Extracted data entries.
• • • • •
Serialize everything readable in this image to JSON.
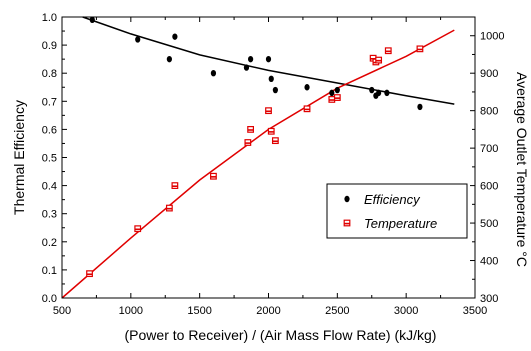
{
  "chart_data": {
    "type": "scatter",
    "xlabel": "(Power to Receiver) / (Air Mass Flow Rate)  (kJ/kg)",
    "ylabel_left": "Thermal Efficiency",
    "ylabel_right": "Average Outlet Temperature °C",
    "xlim": [
      500,
      3500
    ],
    "ylim_left": [
      0.0,
      1.0
    ],
    "ylim_right": [
      300,
      1050
    ],
    "x_ticks": [
      500,
      1000,
      1500,
      2000,
      2500,
      3000,
      3500
    ],
    "y_left_ticks": [
      0.0,
      0.1,
      0.2,
      0.3,
      0.4,
      0.5,
      0.6,
      0.7,
      0.8,
      0.9,
      1.0
    ],
    "y_right_ticks": [
      300,
      400,
      500,
      600,
      700,
      800,
      900,
      1000
    ],
    "grid": false,
    "legend_position": "center-right",
    "series": [
      {
        "name": "Efficiency",
        "axis": "left",
        "marker": "filled-circle",
        "color": "#000000",
        "points": [
          [
            720,
            0.99
          ],
          [
            1050,
            0.92
          ],
          [
            1280,
            0.85
          ],
          [
            1320,
            0.93
          ],
          [
            1600,
            0.8
          ],
          [
            1840,
            0.82
          ],
          [
            1870,
            0.85
          ],
          [
            2000,
            0.85
          ],
          [
            2020,
            0.78
          ],
          [
            2050,
            0.74
          ],
          [
            2280,
            0.75
          ],
          [
            2460,
            0.73
          ],
          [
            2500,
            0.74
          ],
          [
            2750,
            0.74
          ],
          [
            2780,
            0.72
          ],
          [
            2800,
            0.73
          ],
          [
            2860,
            0.73
          ],
          [
            3100,
            0.68
          ]
        ]
      },
      {
        "name": "Temperature",
        "axis": "right",
        "marker": "open-square",
        "color": "#e00000",
        "points": [
          [
            700,
            365
          ],
          [
            1050,
            485
          ],
          [
            1280,
            540
          ],
          [
            1320,
            600
          ],
          [
            1600,
            625
          ],
          [
            1850,
            715
          ],
          [
            1870,
            750
          ],
          [
            2000,
            800
          ],
          [
            2020,
            745
          ],
          [
            2050,
            720
          ],
          [
            2280,
            805
          ],
          [
            2460,
            830
          ],
          [
            2500,
            835
          ],
          [
            2760,
            940
          ],
          [
            2780,
            930
          ],
          [
            2800,
            935
          ],
          [
            2870,
            960
          ],
          [
            3100,
            965
          ]
        ]
      }
    ],
    "fit_lines": [
      {
        "series": "Efficiency",
        "axis": "left",
        "color": "#000000",
        "points": [
          [
            650,
            1.0
          ],
          [
            1000,
            0.94
          ],
          [
            1500,
            0.865
          ],
          [
            2000,
            0.81
          ],
          [
            2500,
            0.765
          ],
          [
            3000,
            0.72
          ],
          [
            3350,
            0.69
          ]
        ]
      },
      {
        "series": "Temperature",
        "axis": "right",
        "color": "#e00000",
        "points": [
          [
            500,
            300
          ],
          [
            1000,
            460
          ],
          [
            1500,
            615
          ],
          [
            2000,
            750
          ],
          [
            2500,
            860
          ],
          [
            3000,
            945
          ],
          [
            3350,
            1015
          ]
        ]
      }
    ]
  }
}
• • • • •
What the task requires. The records above should be reproduced exactly, with no pictures included.

Correct answer.
Serialize everything readable in this image to JSON.
{
  "chart_data": {
    "type": "scatter",
    "xlabel": "(Power to Receiver) / (Air Mass Flow Rate)  (kJ/kg)",
    "ylabel_left": "Thermal Efficiency",
    "ylabel_right": "Average Outlet Temperature °C",
    "xlim": [
      500,
      3500
    ],
    "ylim_left": [
      0.0,
      1.0
    ],
    "ylim_right": [
      300,
      1050
    ],
    "x_ticks": [
      500,
      1000,
      1500,
      2000,
      2500,
      3000,
      3500
    ],
    "y_left_ticks": [
      0.0,
      0.1,
      0.2,
      0.3,
      0.4,
      0.5,
      0.6,
      0.7,
      0.8,
      0.9,
      1.0
    ],
    "y_right_ticks": [
      300,
      400,
      500,
      600,
      700,
      800,
      900,
      1000
    ],
    "grid": false,
    "legend_position": "center-right",
    "series": [
      {
        "name": "Efficiency",
        "axis": "left",
        "marker": "filled-circle",
        "color": "#000000",
        "points": [
          [
            720,
            0.99
          ],
          [
            1050,
            0.92
          ],
          [
            1280,
            0.85
          ],
          [
            1320,
            0.93
          ],
          [
            1600,
            0.8
          ],
          [
            1840,
            0.82
          ],
          [
            1870,
            0.85
          ],
          [
            2000,
            0.85
          ],
          [
            2020,
            0.78
          ],
          [
            2050,
            0.74
          ],
          [
            2280,
            0.75
          ],
          [
            2460,
            0.73
          ],
          [
            2500,
            0.74
          ],
          [
            2750,
            0.74
          ],
          [
            2780,
            0.72
          ],
          [
            2800,
            0.73
          ],
          [
            2860,
            0.73
          ],
          [
            3100,
            0.68
          ]
        ]
      },
      {
        "name": "Temperature",
        "axis": "right",
        "marker": "open-square",
        "color": "#e00000",
        "points": [
          [
            700,
            365
          ],
          [
            1050,
            485
          ],
          [
            1280,
            540
          ],
          [
            1320,
            600
          ],
          [
            1600,
            625
          ],
          [
            1850,
            715
          ],
          [
            1870,
            750
          ],
          [
            2000,
            800
          ],
          [
            2020,
            745
          ],
          [
            2050,
            720
          ],
          [
            2280,
            805
          ],
          [
            2460,
            830
          ],
          [
            2500,
            835
          ],
          [
            2760,
            940
          ],
          [
            2780,
            930
          ],
          [
            2800,
            935
          ],
          [
            2870,
            960
          ],
          [
            3100,
            965
          ]
        ]
      }
    ],
    "fit_lines": [
      {
        "series": "Efficiency",
        "axis": "left",
        "color": "#000000",
        "points": [
          [
            650,
            1.0
          ],
          [
            1000,
            0.94
          ],
          [
            1500,
            0.865
          ],
          [
            2000,
            0.81
          ],
          [
            2500,
            0.765
          ],
          [
            3000,
            0.72
          ],
          [
            3350,
            0.69
          ]
        ]
      },
      {
        "series": "Temperature",
        "axis": "right",
        "color": "#e00000",
        "points": [
          [
            500,
            300
          ],
          [
            1000,
            460
          ],
          [
            1500,
            615
          ],
          [
            2000,
            750
          ],
          [
            2500,
            860
          ],
          [
            3000,
            945
          ],
          [
            3350,
            1015
          ]
        ]
      }
    ]
  }
}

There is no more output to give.